▶ **YOUR TASK**:
Check every line of the data for the string "moeten" and copy the ones that have it.

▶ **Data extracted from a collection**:
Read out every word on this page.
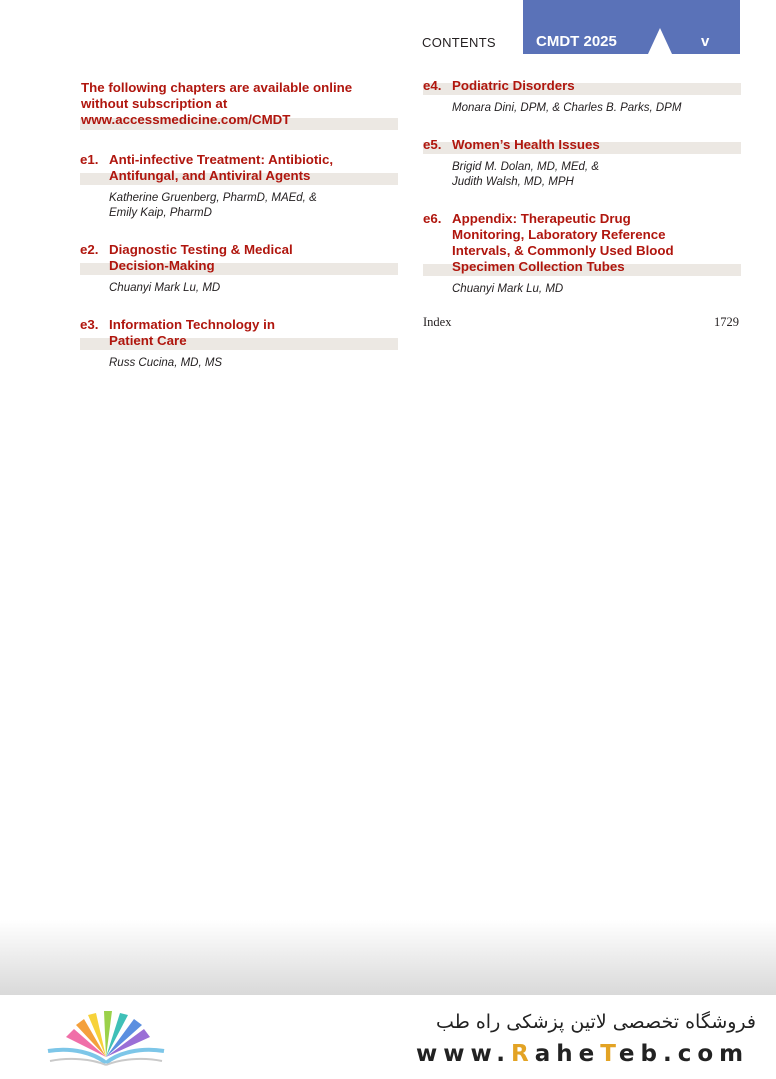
CONTENTS	CMDT 2025	v
The following chapters are available online
without subscription at
www.accessmedicine.com/CMDT
e1. Anti-infective Treatment: Antibiotic,
Antifungal, and Antiviral Agents
Katherine Gruenberg, PharmD, MAEd, &
Emily Kaip, PharmD
e2. Diagnostic Testing & Medical
Decision-Making
Chuanyi Mark Lu, MD
e3. Information Technology in
Patient Care
Russ Cucina, MD, MS
e4. Podiatric Disorders
Monara Dini, DPM, & Charles B. Parks, DPM
e5. Women’s Health Issues
Brigid M. Dolan, MD, MEd, &
Judith Walsh, MD, MPH
e6. Appendix: Therapeutic Drug
Monitoring, Laboratory Reference
Intervals, & Commonly Used Blood
Specimen Collection Tubes
Chuanyi Mark Lu, MD
Index	1729
فروشگاه تخصصی لاتین پزشکی راه طب
www.RaheTeb.com
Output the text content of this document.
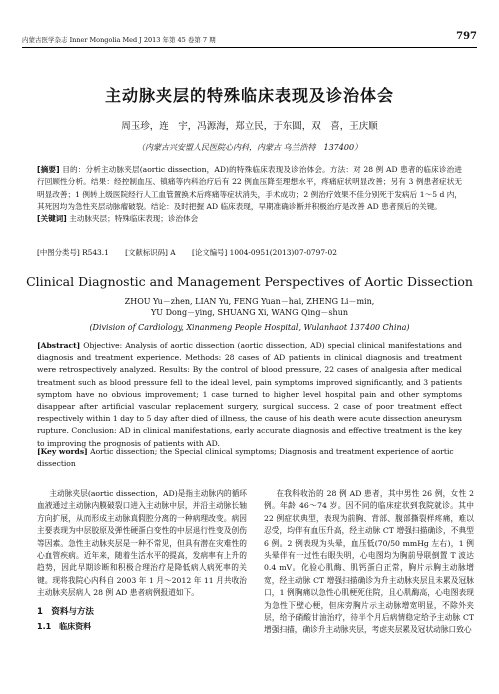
内蒙古医学杂志 Inner Mongolia Med J 2013 年第 45 卷第 7 期	797
主动脉夹层的特殊临床表现及诊治体会
周玉珍，连　宇，冯源海，郑立民，于东圆，双　喜，王庆顺
（内蒙古兴安盟人民医院心内科，内蒙古 乌兰浩特　137400）
[摘要] 目的：分析主动脉夹层(aortic dissection，AD)的特殊临床表现及诊治体会。方法：对 28 例 AD 患者的临床诊治进行回顾性分析。结果：经控制血压、镇痛等内科治疗后有 22 例血压降至理想水平，疼痛症状明显改善；另有 3 例患者症状无明显改善；1 例转上级医院经行人工血管置换术后疼痛等症状消失，手术成功；2 例治疗效果不佳分别死于发病后 1～5 d 内，其死因均为急性夹层动脉瘤破裂。结论：及时把握 AD 临床表现，早期准确诊断并积极治疗是改善 AD 患者预后的关键。
[关键词] 主动脉夹层；特殊临床表现；诊治体会
[中图分类号] R543.1 [文献标识码] A [论文编号] 1004-0951(2013)07-0797-02
Clinical Diagnostic and Management Perspectives of Aortic Dissection
ZHOU Yu－zhen, LIAN Yu, FENG Yuan－hai, ZHENG Li－min,
YU Dong－ying, SHUANG Xi, WANG Qing－shun
(Division of Cardiology, Xinanmeng People Hospital, Wulanhaot 137400 China)
[Abstract] Objective: Analysis of aortic dissection (aortic dissection, AD) special clinical manifestations and diagnosis and treatment experience. Methods: 28 cases of AD patients in clinical diagnosis and treatment were retrospectively analyzed. Results: By the control of blood pressure, 22 cases of analgesia after medical treatment such as blood pressure fell to the ideal level, pain symptoms improved significantly, and 3 patients symptom have no obvious improvement; 1 case turned to higher level hospital pain and other symptoms disappear after artificial vascular replacement surgery, surgical success. 2 case of poor treatment effect respectively within 1 day to 5 day after died of illness, the cause of his death were acute dissection aneurysm rupture. Conclusion: AD in clinical manifestations, early accurate diagnosis and effective treatment is the key to improving the prognosis of patients with AD.
[Key words] Aortic dissection; the Special clinical symptoms; Diagnosis and treatment experience of aortic dissection

主动脉夹层(aortic dissection，AD)是指主动脉内的循环血液通过主动脉内膜破裂口进入主动脉中层，并沿主动脉长轴方向扩展，从而形成主动脉真假腔分离的一种病理改变。病因主要表现为中层胶原及弹性硬蛋白变性的中层退行性变及创伤等因素。急性主动脉夹层是一种不常见，但具有潜在灾难性的心血管疾病。近年来，随着生活水平的提高，发病率有上升的趋势，因此早期诊断和积极合理治疗是降低病人病死率的关键。现将我院心内科自 2003 年 1 月～2012 年 11 月共收治主动脉夹层病人 28 例 AD 患者病例报道如下。

1　资料与方法
1.1　临床资料

在我科收治的 28 例 AD 患者，其中男性 26 例，女性 2 例。年龄 46～74 岁。因不同的临床症状到我院就诊。其中 22 例症状典型，表现为前胸、背部、腹部撕裂样疼痛，难以忍受，均伴有血压升高，经主动脉 CT 增强扫描确诊，不典型 6 例。2 例表现为头晕，血压低(70/50 mmHg 左右)，1 例头晕伴有一过性右眼失明，心电图均为胸前导联倒置 T 波达 0.4 mV。化验心肌酶、肌钙蛋白正常，胸片示胸主动脉增宽，经主动脉 CT 增强扫描确诊为升主动脉夹层且未累及冠脉口，1 例胸痛以急性心肌梗死住院，且心肌酶高，心电图表现为急性下壁心梗，但床旁胸片示主动脉增宽明显，不除外夹层，给予硝酸甘油治疗，待半个月后病情稳定给予主动脉 CT 增强扫描，确诊升主动脉夹层，考虑夹层累及冠状动脉口致心
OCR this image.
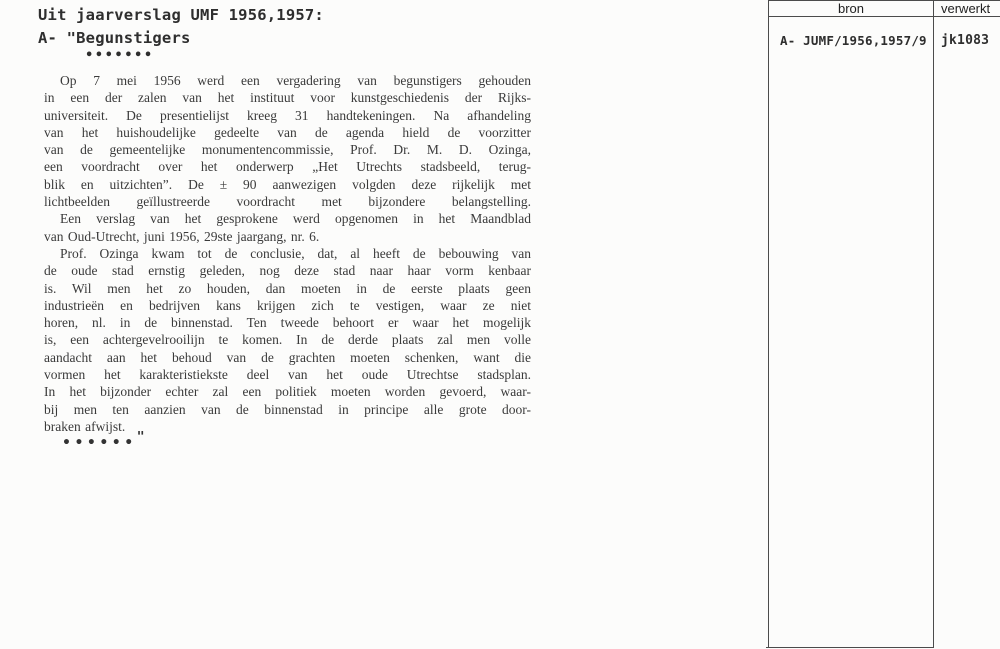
Uit jaarverslag UMF 1956,1957:
A- "Begunstigers
•••••••
Op 7 mei 1956 werd een vergadering van begunstigers gehouden
in een der zalen van het instituut voor kunstgeschiedenis der Rijks-
universiteit. De presentielijst kreeg 31 handtekeningen. Na afhandeling
van het huishoudelijke gedeelte van de agenda hield de voorzitter
van de gemeentelijke monumentencommissie, Prof. Dr. M. D. Ozinga,
een voordracht over het onderwerp „Het Utrechts stadsbeeld, terug-
blik en uitzichten”. De ± 90 aanwezigen volgden deze rijkelijk met
lichtbeelden geïllustreerde voordracht met bijzondere belangstelling.
Een verslag van het gesprokene werd opgenomen in het Maandblad
van Oud-Utrecht, juni 1956, 29ste jaargang, nr. 6.
Prof. Ozinga kwam tot de conclusie, dat, al heeft de bebouwing van
de oude stad ernstig geleden, nog deze stad naar haar vorm kenbaar
is. Wil men het zo houden, dan moeten in de eerste plaats geen
industrieën en bedrijven kans krijgen zich te vestigen, waar ze niet
horen, nl. in de binnenstad. Ten tweede behoort er waar het mogelijk
is, een achtergevelrooilijn te komen. In de derde plaats zal men volle
aandacht aan het behoud van de grachten moeten schenken, want die
vormen het karakteristiekste deel van het oude Utrechtse stadsplan.
In het bijzonder echter zal een politiek moeten worden gevoerd, waar-
bij men ten aanzien van de binnenstad in principe alle grote door-
braken afwijst.
••••••"
bron	verwerkt
A- JUMF/1956,1957/9 jk1083
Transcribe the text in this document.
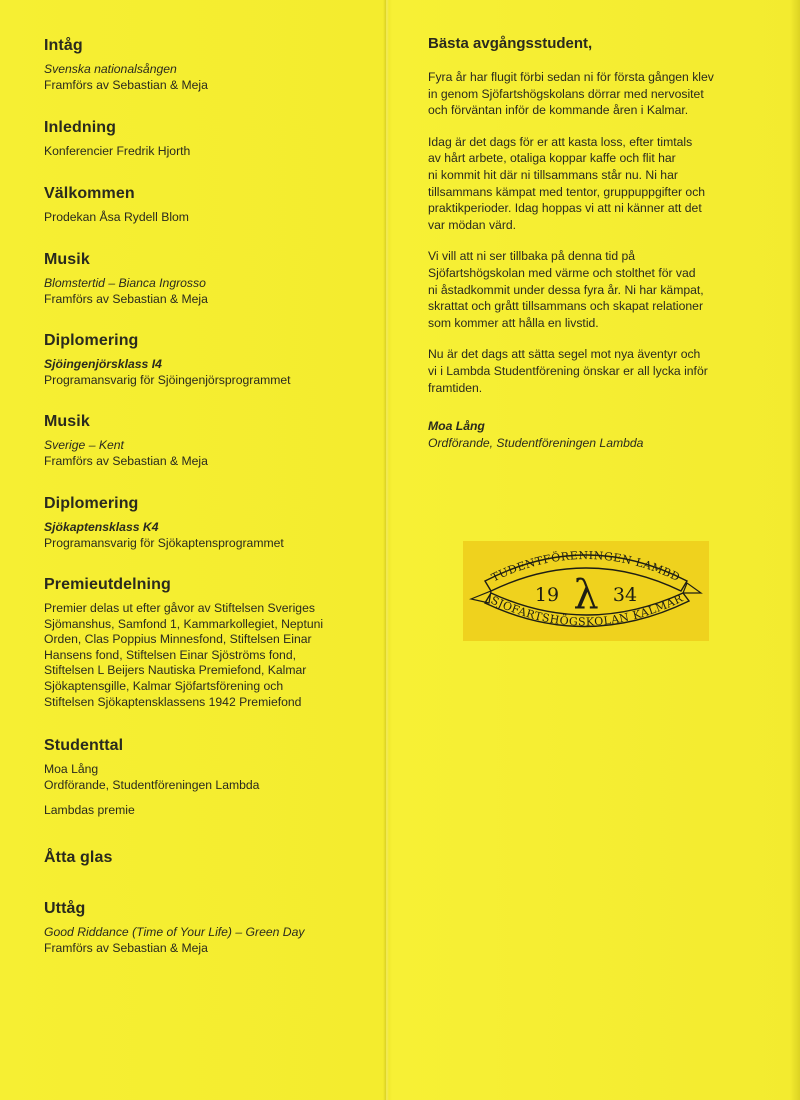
Intåg

Svenska nationalsången

Framförs av Sebastian & Meja

Inledning

Konferencier Fredrik Hjorth

Välkommen

Prodekan Åsa Rydell Blom

Musik

Blomstertid – Bianca Ingrosso

Framförs av Sebastian & Meja

Diplomering

Sjöingenjörsklass I4

Programansvarig för Sjöingenjörsprogrammet

Musik

Sverige – Kent

Framförs av Sebastian & Meja

Diplomering

Sjökaptensklass K4

Programansvarig för Sjökaptensprogrammet

Premieutdelning

Premier delas ut efter gåvor av Stiftelsen Sveriges

Sjömanshus, Samfond 1, Kammarkollegiet, Neptuni

Orden, Clas Poppius Minnesfond, Stiftelsen Einar

Hansens fond, Stiftelsen Einar Sjöströms fond,

Stiftelsen L Beijers Nautiska Premiefond, Kalmar

Sjökaptensgille, Kalmar Sjöfartsförening och

Stiftelsen Sjökaptensklassens 1942 Premiefond

Studenttal

Moa Lång

Ordförande, Studentföreningen Lambda

Lambdas premie

Åtta glas

Uttåg

Good Riddance (Time of Your Life) – Green Day

Framförs av Sebastian & Meja

Bästa avgångsstudent,

Fyra år har flugit förbi sedan ni för första gången klev
in genom Sjöfartshögskolans dörrar med nervositet
och förväntan inför de kommande åren i Kalmar.
Idag är det dags för er att kasta loss, efter timtals
av hårt arbete, otaliga koppar kaffe och flit har
ni kommit hit där ni tillsammans står nu. Ni har
tillsammans kämpat med tentor, gruppuppgifter och
praktikperioder. Idag hoppas vi att ni känner att det
var mödan värd.
Vi vill att ni ser tillbaka på denna tid på
Sjöfartshögskolan med värme och stolthet för vad
ni åstadkommit under dessa fyra år. Ni har kämpat,
skrattat och grått tillsammans och skapat relationer
som kommer att hålla en livstid.
Nu är det dags att sätta segel mot nya äventyr och
vi i Lambda Studentförening önskar er all lycka inför
framtiden.

Moa Lång

Ordförande, Studentföreningen Lambda

TUDENTFÖRENINGEN LAMBD
SJÖFARTSHÖGSKOLAN KALMAR
19 λ 34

▶ **TASK RESULT**:
is. Wil men het zo houden, dan moeten in de eerste plaats geen
aandacht aan het behoud van de grachten moeten schenken, want die
In het bijzonder echter zal een politiek moeten worden gevoerd, waar-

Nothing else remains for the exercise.